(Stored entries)
+ + + + +

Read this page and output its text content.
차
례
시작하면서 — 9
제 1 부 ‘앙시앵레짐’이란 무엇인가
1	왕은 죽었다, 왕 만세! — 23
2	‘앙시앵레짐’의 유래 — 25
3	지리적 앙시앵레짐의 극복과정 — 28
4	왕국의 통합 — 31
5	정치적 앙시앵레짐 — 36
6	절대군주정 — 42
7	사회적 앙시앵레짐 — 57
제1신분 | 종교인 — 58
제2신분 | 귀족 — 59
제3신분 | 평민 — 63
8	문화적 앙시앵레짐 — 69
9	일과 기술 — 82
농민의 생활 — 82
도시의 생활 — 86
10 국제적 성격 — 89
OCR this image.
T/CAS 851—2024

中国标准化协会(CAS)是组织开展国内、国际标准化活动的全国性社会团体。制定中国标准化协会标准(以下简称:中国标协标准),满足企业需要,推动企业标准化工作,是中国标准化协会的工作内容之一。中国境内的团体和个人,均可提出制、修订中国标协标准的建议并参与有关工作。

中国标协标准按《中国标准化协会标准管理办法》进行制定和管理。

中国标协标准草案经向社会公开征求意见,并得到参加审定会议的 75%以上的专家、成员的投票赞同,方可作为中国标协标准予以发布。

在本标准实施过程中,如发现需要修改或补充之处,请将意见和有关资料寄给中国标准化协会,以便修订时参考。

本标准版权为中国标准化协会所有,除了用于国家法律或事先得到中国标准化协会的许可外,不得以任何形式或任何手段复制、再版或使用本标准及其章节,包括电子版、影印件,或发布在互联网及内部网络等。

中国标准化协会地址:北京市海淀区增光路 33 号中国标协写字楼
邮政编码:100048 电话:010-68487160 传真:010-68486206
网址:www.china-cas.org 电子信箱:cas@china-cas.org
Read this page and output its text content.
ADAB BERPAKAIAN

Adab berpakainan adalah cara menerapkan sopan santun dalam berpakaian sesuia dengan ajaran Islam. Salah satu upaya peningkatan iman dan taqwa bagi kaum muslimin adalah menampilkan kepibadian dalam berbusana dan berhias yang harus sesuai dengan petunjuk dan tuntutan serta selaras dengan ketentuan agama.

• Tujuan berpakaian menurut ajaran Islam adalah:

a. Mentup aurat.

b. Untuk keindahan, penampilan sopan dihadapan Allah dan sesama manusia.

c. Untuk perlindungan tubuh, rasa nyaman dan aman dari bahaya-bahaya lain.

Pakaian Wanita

+ + + + +

● **What is required**:
Write out the complete set of records exactly as given.

● **The response**:
Read this page and output its text content.
차
례
시작하면서 — 9
제 1 부 ‘앙시앵레짐’이란 무엇인가
1	왕은 죽었다, 왕 만세! — 23
2	‘앙시앵레짐’의 유래 — 25
3	지리적 앙시앵레짐의 극복과정 — 28
4	왕국의 통합 — 31
5	정치적 앙시앵레짐 — 36
6	절대군주정 — 42
7	사회적 앙시앵레짐 — 57
제1신분 | 종교인 — 58
제2신분 | 귀족 — 59
제3신분 | 평민 — 63
8	문화적 앙시앵레짐 — 69
9	일과 기술 — 82
농민의 생활 — 82
도시의 생활 — 86
10 국제적 성격 — 89
OCR this image.
T/CAS 851—2024

中国标准化协会(CAS)是组织开展国内、国际标准化活动的全国性社会团体。制定中国标准化协会标准(以下简称:中国标协标准),满足企业需要,推动企业标准化工作,是中国标准化协会的工作内容之一。中国境内的团体和个人,均可提出制、修订中国标协标准的建议并参与有关工作。

中国标协标准按《中国标准化协会标准管理办法》进行制定和管理。

中国标协标准草案经向社会公开征求意见,并得到参加审定会议的 75%以上的专家、成员的投票赞同,方可作为中国标协标准予以发布。

在本标准实施过程中,如发现需要修改或补充之处,请将意见和有关资料寄给中国标准化协会,以便修订时参考。

本标准版权为中国标准化协会所有,除了用于国家法律或事先得到中国标准化协会的许可外,不得以任何形式或任何手段复制、再版或使用本标准及其章节,包括电子版、影印件,或发布在互联网及内部网络等。

中国标准化协会地址:北京市海淀区增光路 33 号中国标协写字楼
邮政编码:100048 电话:010-68487160 传真:010-68486206
网址:www.china-cas.org 电子信箱:cas@china-cas.org
Read this page and output its text content.
ADAB BERPAKAIAN

Adab berpakainan adalah cara menerapkan sopan santun dalam berpakaian sesuia dengan ajaran Islam. Salah satu upaya peningkatan iman dan taqwa bagi kaum muslimin adalah menampilkan kepibadian dalam berbusana dan berhias yang harus sesuai dengan petunjuk dan tuntutan serta selaras dengan ketentuan agama.

• Tujuan berpakaian menurut ajaran Islam adalah:

a. Mentup aurat.

b. Untuk keindahan, penampilan sopan dihadapan Allah dan sesama manusia.

c. Untuk perlindungan tubuh, rasa nyaman dan aman dari bahaya-bahaya lain.

Pakaian Wanita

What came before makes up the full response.